What is required
Give back the records below exactly, every one, with no pictures.

Supplied entries
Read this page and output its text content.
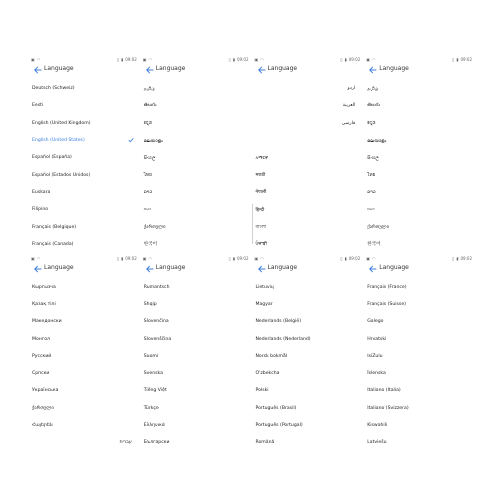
▣ ◠	▯ ▮ 09:02
Language
Deutsch (Schweiz)
Eesti
English (United Kingdom)
English (United States)
Español (España)
Español (Estados Unidos)
Euskara
Filipino
Français (Belgique)
Français (Canada)
▣ ◠	▯ ▮ 09:02
Language
தமிழ்
తెలుగు
ಕನ್ನಡ
മലയാളം
සිංහල
ไทย
ລາວ
ဗမာ
ქართული
한국어
▣ ◠	▯ ▮ 09:02
Language
اردو
العربية
فارسی
አማርኛ
मराठी
नेपाली
हिन्दी
বাংলা
ਪੰਜਾਬੀ
▣ ◠	▯ ▮ 09:02
Language
தமிழ்
తెలుగు
ಕನ್ನಡ
മലയാളം
සිංහල
ไทย
ລາວ
ဗမာ
ქართული
한국어
▣ ◠	▯ ▮ 09:02
Language
Кыргызча
Қазақ тілі
Македонски
Монгол
Русский
Српски
Українська
ქართული
Հայերեն
עברית
▣ ◠	▯ ▮ 09:02
Language
Rumantsch
Shqip
Slovenčina
Slovenščina
Suomi
Svenska
Tiếng Việt
Türkçe
Ελληνικά
Български
▣ ◠	▯ ▮ 09:02
Language
Lietuvių
Magyar
Nederlands (België)
Nederlands (Nederland)
Norsk bokmål
O'zbekcha
Polski
Português (Brasil)
Português (Portugal)
Română
▣ ◠	▯ ▮ 09:02
Language
Français (France)
Français (Suisse)
Galego
Hrvatski
IsiZulu
Íslenska
Italiano (Italia)
Italiano (Svizzera)
Kiswahili
Latviešu
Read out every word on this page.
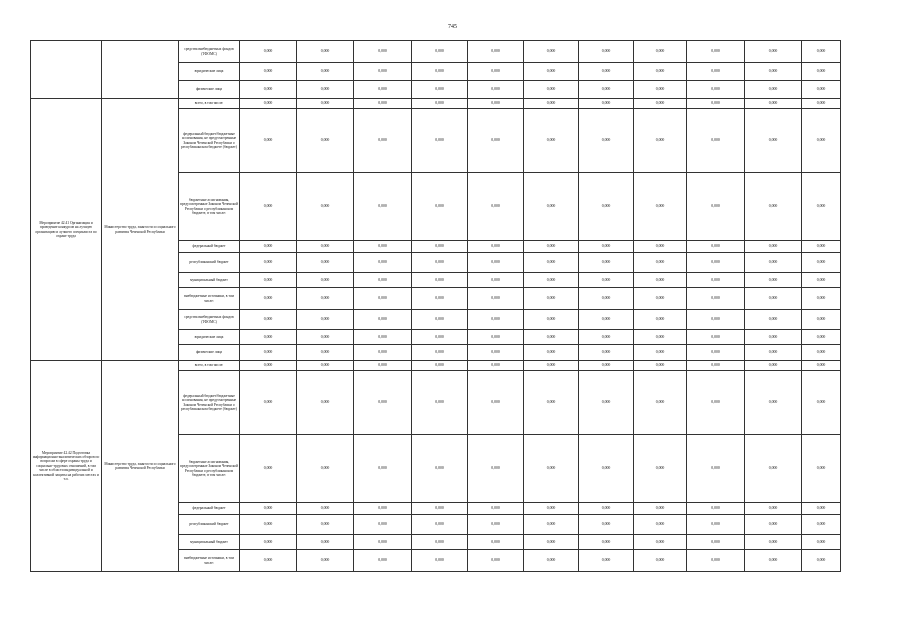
745
		средства внебюджетных фондов (ТФОМС)	0,000	0,000	0,000	0,000	0,000	0,000	0,000	0,000	0,000	0,000	0,000
		юридические лица	0,000	0,000	0,000	0,000	0,000	0,000	0,000	0,000	0,000	0,000	0,000
		физические лица	0,000	0,000	0,000	0,000	0,000	0,000	0,000	0,000	0,000	0,000	0,000
Мероприятие 42.41 Организация и проведение конкурсов на лучшую организацию и лучшего специалиста по охране труда	Министерство труда, занятости и социального развития Чеченской Республики	всего, в том числе:	0,000	0,000	0,000	0,000	0,000	0,000	0,000	0,000	0,000	0,000	0,000
		федеральный бюджет/бюджетные ассигнования, не предусмотренные Законом Чеченской Республики о республиканском бюджете (бюджет)	0,000	0,000	0,000	0,000	0,000	0,000	0,000	0,000	0,000	0,000	0,000
		бюджетные ассигнования, предусмотренные Законом Чеченской Республики о республиканском бюджете, в том числе:	0,000	0,000	0,000	0,000	0,000	0,000	0,000	0,000	0,000	0,000	0,000
		федеральный бюджет	0,000	0,000	0,000	0,000	0,000	0,000	0,000	0,000	0,000	0,000	0,000
		республиканский бюджет	0,000	0,000	0,000	0,000	0,000	0,000	0,000	0,000	0,000	0,000	0,000
		муниципальный бюджет	0,000	0,000	0,000	0,000	0,000	0,000	0,000	0,000	0,000	0,000	0,000
		внебюджетные источники, в том числе:	0,000	0,000	0,000	0,000	0,000	0,000	0,000	0,000	0,000	0,000	0,000
		средства внебюджетных фондов (ТФОМС)	0,000	0,000	0,000	0,000	0,000	0,000	0,000	0,000	0,000	0,000	0,000
		юридические лица	0,000	0,000	0,000	0,000	0,000	0,000	0,000	0,000	0,000	0,000	0,000
		физические лица	0,000	0,000	0,000	0,000	0,000	0,000	0,000	0,000	0,000	0,000	0,000
Мероприятие 42.42 Подготовка информационно-аналитических обзоров по вопросам в сфере охраны труда и социально-трудовых отношений, в том числе в области индивидуальной и коллективной защиты на рабочих местах и т.п.	Министерство труда, занятости и социального развития Чеченской Республики	всего, в том числе:	0,000	0,000	0,000	0,000	0,000	0,000	0,000	0,000	0,000	0,000	0,000
		федеральный бюджет/бюджетные ассигнования, не предусмотренные Законом Чеченской Республики о республиканском бюджете (бюджет)	0,000	0,000	0,000	0,000	0,000	0,000	0,000	0,000	0,000	0,000	0,000
		бюджетные ассигнования, предусмотренные Законом Чеченской Республики о республиканском бюджете, в том числе:	0,000	0,000	0,000	0,000	0,000	0,000	0,000	0,000	0,000	0,000	0,000
		федеральный бюджет	0,000	0,000	0,000	0,000	0,000	0,000	0,000	0,000	0,000	0,000	0,000
		республиканский бюджет	0,000	0,000	0,000	0,000	0,000	0,000	0,000	0,000	0,000	0,000	0,000
		муниципальный бюджет	0,000	0,000	0,000	0,000	0,000	0,000	0,000	0,000	0,000	0,000	0,000
		внебюджетные источники, в том числе:	0,000	0,000	0,000	0,000	0,000	0,000	0,000	0,000	0,000	0,000	0,000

Response to this exercise
Read this page and output its text content.
▣ ◠	▯ ▮ 09:02
Language
Deutsch (Schweiz)
Eesti
English (United Kingdom)
English (United States)
Español (España)
Español (Estados Unidos)
Euskara
Filipino
Français (Belgique)
Français (Canada)
▣ ◠	▯ ▮ 09:02
Language
தமிழ்
తెలుగు
ಕನ್ನಡ
മലയാളം
සිංහල
ไทย
ລາວ
ဗမာ
ქართული
한국어
▣ ◠	▯ ▮ 09:02
Language
اردو
العربية
فارسی
አማርኛ
मराठी
नेपाली
हिन्दी
বাংলা
ਪੰਜਾਬੀ
▣ ◠	▯ ▮ 09:02
Language
தமிழ்
తెలుగు
ಕನ್ನಡ
മലയാളം
සිංහල
ไทย
ລາວ
ဗမာ
ქართული
한국어
▣ ◠	▯ ▮ 09:02
Language
Кыргызча
Қазақ тілі
Македонски
Монгол
Русский
Српски
Українська
ქართული
Հայերեն
עברית
▣ ◠	▯ ▮ 09:02
Language
Rumantsch
Shqip
Slovenčina
Slovenščina
Suomi
Svenska
Tiếng Việt
Türkçe
Ελληνικά
Български
▣ ◠	▯ ▮ 09:02
Language
Lietuvių
Magyar
Nederlands (België)
Nederlands (Nederland)
Norsk bokmål
O'zbekcha
Polski
Português (Brasil)
Português (Portugal)
Română
▣ ◠	▯ ▮ 09:02
Language
Français (France)
Français (Suisse)
Galego
Hrvatski
IsiZulu
Íslenska
Italiano (Italia)
Italiano (Svizzera)
Kiswahili
Latviešu
Read out every word on this page.
745
		средства внебюджетных фондов (ТФОМС)	0,000	0,000	0,000	0,000	0,000	0,000	0,000	0,000	0,000	0,000	0,000
		юридические лица	0,000	0,000	0,000	0,000	0,000	0,000	0,000	0,000	0,000	0,000	0,000
		физические лица	0,000	0,000	0,000	0,000	0,000	0,000	0,000	0,000	0,000	0,000	0,000
Мероприятие 42.41 Организация и проведение конкурсов на лучшую организацию и лучшего специалиста по охране труда	Министерство труда, занятости и социального развития Чеченской Республики	всего, в том числе:	0,000	0,000	0,000	0,000	0,000	0,000	0,000	0,000	0,000	0,000	0,000
		федеральный бюджет/бюджетные ассигнования, не предусмотренные Законом Чеченской Республики о республиканском бюджете (бюджет)	0,000	0,000	0,000	0,000	0,000	0,000	0,000	0,000	0,000	0,000	0,000
		бюджетные ассигнования, предусмотренные Законом Чеченской Республики о республиканском бюджете, в том числе:	0,000	0,000	0,000	0,000	0,000	0,000	0,000	0,000	0,000	0,000	0,000
		федеральный бюджет	0,000	0,000	0,000	0,000	0,000	0,000	0,000	0,000	0,000	0,000	0,000
		республиканский бюджет	0,000	0,000	0,000	0,000	0,000	0,000	0,000	0,000	0,000	0,000	0,000
		муниципальный бюджет	0,000	0,000	0,000	0,000	0,000	0,000	0,000	0,000	0,000	0,000	0,000
		внебюджетные источники, в том числе:	0,000	0,000	0,000	0,000	0,000	0,000	0,000	0,000	0,000	0,000	0,000
		средства внебюджетных фондов (ТФОМС)	0,000	0,000	0,000	0,000	0,000	0,000	0,000	0,000	0,000	0,000	0,000
		юридические лица	0,000	0,000	0,000	0,000	0,000	0,000	0,000	0,000	0,000	0,000	0,000
		физические лица	0,000	0,000	0,000	0,000	0,000	0,000	0,000	0,000	0,000	0,000	0,000
Мероприятие 42.42 Подготовка информационно-аналитических обзоров по вопросам в сфере охраны труда и социально-трудовых отношений, в том числе в области индивидуальной и коллективной защиты на рабочих местах и т.п.	Министерство труда, занятости и социального развития Чеченской Республики	всего, в том числе:	0,000	0,000	0,000	0,000	0,000	0,000	0,000	0,000	0,000	0,000	0,000
		федеральный бюджет/бюджетные ассигнования, не предусмотренные Законом Чеченской Республики о республиканском бюджете (бюджет)	0,000	0,000	0,000	0,000	0,000	0,000	0,000	0,000	0,000	0,000	0,000
		бюджетные ассигнования, предусмотренные Законом Чеченской Республики о республиканском бюджете, в том числе:	0,000	0,000	0,000	0,000	0,000	0,000	0,000	0,000	0,000	0,000	0,000
		федеральный бюджет	0,000	0,000	0,000	0,000	0,000	0,000	0,000	0,000	0,000	0,000	0,000
		республиканский бюджет	0,000	0,000	0,000	0,000	0,000	0,000	0,000	0,000	0,000	0,000	0,000
		муниципальный бюджет	0,000	0,000	0,000	0,000	0,000	0,000	0,000	0,000	0,000	0,000	0,000
		внебюджетные источники, в том числе:	0,000	0,000	0,000	0,000	0,000	0,000	0,000	0,000	0,000	0,000	0,000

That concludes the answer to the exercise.